Identify all lines of the data containing the string "this" and copy them.

####################

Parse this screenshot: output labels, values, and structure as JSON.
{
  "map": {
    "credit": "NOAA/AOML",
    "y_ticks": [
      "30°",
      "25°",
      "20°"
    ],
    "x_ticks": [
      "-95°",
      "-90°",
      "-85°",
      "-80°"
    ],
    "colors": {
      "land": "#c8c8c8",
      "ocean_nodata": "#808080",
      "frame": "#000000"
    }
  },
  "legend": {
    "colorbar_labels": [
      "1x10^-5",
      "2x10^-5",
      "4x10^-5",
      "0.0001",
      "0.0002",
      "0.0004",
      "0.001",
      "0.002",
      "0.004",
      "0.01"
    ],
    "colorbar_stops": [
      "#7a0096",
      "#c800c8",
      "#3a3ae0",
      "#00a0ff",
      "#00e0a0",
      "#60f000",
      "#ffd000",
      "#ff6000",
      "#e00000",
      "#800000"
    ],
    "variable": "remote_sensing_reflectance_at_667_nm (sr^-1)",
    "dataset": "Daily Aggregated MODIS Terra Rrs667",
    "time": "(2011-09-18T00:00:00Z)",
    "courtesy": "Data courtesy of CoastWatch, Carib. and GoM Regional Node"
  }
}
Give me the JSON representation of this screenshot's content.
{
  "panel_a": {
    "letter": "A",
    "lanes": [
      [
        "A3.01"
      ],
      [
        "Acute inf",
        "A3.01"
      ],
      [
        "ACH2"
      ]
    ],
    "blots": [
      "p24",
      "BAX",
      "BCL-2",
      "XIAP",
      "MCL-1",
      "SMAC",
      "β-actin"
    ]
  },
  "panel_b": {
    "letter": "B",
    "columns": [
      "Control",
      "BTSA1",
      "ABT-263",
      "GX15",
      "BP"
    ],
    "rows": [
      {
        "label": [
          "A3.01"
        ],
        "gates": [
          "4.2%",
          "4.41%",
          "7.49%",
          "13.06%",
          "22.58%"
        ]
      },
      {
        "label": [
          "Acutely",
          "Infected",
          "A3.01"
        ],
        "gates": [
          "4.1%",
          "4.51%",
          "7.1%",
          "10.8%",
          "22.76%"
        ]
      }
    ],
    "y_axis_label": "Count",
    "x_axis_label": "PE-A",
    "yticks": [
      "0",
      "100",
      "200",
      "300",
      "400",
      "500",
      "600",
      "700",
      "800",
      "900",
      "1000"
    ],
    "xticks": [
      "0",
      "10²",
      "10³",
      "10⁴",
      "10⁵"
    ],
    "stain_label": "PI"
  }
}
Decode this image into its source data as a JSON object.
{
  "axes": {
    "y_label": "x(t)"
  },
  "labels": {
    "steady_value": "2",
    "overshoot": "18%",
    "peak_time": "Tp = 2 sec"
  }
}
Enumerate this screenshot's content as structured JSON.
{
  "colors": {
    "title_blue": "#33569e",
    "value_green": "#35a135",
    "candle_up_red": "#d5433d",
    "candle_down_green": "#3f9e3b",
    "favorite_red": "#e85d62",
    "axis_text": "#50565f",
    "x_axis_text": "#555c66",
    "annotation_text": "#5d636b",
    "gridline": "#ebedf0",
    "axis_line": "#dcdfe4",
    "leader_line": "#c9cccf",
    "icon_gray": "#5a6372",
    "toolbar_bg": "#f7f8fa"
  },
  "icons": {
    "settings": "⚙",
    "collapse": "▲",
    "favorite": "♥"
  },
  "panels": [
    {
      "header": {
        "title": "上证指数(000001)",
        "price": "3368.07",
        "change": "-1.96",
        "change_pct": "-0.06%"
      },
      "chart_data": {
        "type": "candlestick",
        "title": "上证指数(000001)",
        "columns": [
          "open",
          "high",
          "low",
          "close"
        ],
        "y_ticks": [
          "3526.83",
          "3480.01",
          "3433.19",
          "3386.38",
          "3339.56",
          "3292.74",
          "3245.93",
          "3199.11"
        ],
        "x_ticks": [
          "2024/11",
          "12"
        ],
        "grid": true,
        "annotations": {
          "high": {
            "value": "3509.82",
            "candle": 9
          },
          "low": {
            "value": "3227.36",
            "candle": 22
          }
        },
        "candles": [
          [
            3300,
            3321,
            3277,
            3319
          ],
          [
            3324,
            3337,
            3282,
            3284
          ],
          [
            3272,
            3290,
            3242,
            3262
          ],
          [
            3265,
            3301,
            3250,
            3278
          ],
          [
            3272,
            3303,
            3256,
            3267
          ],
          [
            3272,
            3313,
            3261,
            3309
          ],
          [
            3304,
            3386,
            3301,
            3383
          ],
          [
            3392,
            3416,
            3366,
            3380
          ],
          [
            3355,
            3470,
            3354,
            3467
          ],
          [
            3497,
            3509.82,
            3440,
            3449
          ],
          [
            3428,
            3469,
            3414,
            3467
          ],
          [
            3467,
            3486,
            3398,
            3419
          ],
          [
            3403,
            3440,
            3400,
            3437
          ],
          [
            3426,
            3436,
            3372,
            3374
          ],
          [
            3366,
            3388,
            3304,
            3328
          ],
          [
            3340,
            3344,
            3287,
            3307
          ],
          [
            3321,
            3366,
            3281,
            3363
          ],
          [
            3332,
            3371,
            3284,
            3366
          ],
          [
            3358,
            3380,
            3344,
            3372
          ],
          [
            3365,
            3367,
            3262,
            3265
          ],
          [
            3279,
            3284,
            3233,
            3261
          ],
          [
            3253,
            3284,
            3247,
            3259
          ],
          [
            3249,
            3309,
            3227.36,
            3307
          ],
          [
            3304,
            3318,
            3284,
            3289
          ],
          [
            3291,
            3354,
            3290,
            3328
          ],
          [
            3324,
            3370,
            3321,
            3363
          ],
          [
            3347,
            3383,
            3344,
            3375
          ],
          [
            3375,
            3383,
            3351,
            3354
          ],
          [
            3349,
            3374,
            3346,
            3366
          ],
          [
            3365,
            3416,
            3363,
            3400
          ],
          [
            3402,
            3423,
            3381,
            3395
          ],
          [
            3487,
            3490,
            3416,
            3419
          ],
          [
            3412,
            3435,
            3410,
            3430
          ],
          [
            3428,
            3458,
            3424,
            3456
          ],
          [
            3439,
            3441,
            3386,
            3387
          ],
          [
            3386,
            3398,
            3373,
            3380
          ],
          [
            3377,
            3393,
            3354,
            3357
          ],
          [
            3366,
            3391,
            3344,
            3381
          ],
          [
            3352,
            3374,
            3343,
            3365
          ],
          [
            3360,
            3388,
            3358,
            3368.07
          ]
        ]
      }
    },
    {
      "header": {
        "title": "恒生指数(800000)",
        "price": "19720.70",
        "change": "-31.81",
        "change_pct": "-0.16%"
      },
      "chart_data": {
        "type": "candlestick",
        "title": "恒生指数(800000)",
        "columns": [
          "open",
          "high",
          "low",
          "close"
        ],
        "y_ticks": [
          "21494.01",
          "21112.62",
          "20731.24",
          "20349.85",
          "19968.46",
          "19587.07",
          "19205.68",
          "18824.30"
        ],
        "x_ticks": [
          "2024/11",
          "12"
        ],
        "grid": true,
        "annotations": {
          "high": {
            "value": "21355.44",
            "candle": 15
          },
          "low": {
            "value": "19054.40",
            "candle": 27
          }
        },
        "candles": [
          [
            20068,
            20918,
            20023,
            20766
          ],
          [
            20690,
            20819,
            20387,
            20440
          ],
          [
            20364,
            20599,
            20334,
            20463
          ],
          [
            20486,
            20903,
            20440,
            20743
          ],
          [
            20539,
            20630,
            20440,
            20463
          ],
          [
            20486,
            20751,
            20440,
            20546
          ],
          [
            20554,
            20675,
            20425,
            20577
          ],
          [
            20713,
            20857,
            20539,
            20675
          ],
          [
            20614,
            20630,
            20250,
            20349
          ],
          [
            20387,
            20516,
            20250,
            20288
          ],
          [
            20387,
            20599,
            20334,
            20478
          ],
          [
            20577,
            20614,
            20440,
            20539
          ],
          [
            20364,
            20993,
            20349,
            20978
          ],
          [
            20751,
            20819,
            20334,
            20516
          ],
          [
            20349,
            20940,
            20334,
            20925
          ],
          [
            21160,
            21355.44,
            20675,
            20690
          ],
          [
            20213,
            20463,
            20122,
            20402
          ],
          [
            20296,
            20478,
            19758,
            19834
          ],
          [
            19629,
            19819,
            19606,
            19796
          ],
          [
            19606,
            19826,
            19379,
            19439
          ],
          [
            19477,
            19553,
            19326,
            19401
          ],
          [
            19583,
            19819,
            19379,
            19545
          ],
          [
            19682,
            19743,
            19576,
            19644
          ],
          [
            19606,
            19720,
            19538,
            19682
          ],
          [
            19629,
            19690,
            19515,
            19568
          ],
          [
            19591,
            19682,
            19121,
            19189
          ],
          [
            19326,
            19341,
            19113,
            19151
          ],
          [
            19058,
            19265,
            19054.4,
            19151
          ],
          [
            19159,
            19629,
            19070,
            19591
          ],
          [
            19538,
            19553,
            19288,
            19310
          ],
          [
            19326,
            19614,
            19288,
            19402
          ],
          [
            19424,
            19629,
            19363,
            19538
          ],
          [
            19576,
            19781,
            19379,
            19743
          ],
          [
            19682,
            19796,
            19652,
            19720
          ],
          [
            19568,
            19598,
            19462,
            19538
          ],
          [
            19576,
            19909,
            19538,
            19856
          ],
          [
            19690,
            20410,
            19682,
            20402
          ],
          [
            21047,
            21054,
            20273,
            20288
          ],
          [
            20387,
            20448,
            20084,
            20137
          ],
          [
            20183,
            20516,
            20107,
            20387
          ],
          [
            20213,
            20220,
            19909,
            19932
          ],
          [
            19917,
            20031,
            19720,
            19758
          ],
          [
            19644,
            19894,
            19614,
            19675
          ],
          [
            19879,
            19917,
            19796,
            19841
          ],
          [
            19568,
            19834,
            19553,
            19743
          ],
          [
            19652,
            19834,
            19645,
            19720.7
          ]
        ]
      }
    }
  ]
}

####################

» SOLUTION BELOW
Parse this screenshot: output labels, values, and structure as JSON.
Give me the JSON representation of this screenshot's content.
Decode this image into its source data as a JSON object.
Enumerate this screenshot's content as structured JSON.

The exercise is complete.